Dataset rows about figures
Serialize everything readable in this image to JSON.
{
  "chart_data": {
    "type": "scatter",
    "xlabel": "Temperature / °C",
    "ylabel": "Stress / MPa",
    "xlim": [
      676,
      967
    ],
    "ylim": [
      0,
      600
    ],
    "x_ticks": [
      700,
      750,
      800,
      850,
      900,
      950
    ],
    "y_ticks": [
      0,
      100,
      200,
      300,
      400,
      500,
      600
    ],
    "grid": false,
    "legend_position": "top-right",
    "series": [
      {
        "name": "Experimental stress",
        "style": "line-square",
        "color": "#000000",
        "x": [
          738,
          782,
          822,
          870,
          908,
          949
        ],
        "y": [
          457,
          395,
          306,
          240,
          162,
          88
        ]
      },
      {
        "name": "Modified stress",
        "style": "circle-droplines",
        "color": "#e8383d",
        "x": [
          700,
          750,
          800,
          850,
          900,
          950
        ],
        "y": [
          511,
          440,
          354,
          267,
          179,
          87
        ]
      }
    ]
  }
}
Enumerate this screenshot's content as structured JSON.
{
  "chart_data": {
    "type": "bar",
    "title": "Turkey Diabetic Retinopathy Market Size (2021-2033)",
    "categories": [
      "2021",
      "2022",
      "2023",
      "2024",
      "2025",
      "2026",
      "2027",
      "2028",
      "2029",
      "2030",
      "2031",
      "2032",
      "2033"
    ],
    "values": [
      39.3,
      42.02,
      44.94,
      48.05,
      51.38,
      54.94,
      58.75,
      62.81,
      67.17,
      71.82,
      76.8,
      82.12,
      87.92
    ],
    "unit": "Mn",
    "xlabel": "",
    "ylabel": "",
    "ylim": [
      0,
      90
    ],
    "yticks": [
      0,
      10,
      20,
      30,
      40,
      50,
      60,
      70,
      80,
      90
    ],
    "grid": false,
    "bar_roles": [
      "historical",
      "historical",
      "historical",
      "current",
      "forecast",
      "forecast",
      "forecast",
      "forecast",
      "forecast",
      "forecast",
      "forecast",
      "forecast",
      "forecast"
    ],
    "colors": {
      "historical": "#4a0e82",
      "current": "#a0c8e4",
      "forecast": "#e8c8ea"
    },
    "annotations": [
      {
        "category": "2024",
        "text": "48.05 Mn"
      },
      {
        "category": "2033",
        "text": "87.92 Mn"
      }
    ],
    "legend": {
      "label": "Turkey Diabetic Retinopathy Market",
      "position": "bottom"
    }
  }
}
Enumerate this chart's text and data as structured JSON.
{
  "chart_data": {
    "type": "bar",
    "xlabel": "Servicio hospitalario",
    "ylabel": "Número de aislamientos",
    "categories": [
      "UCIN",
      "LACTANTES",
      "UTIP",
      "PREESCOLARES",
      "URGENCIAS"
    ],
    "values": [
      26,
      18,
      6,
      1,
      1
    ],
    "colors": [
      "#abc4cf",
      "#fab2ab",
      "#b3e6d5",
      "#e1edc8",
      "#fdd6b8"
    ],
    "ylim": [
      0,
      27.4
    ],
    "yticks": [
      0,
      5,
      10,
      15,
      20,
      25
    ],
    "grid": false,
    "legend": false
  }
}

- [YOUR GOAL]: Tally the lines in the listing that hold "Market" and report the number alone.

- [SOLUTION TO THE EXERCISE]: 2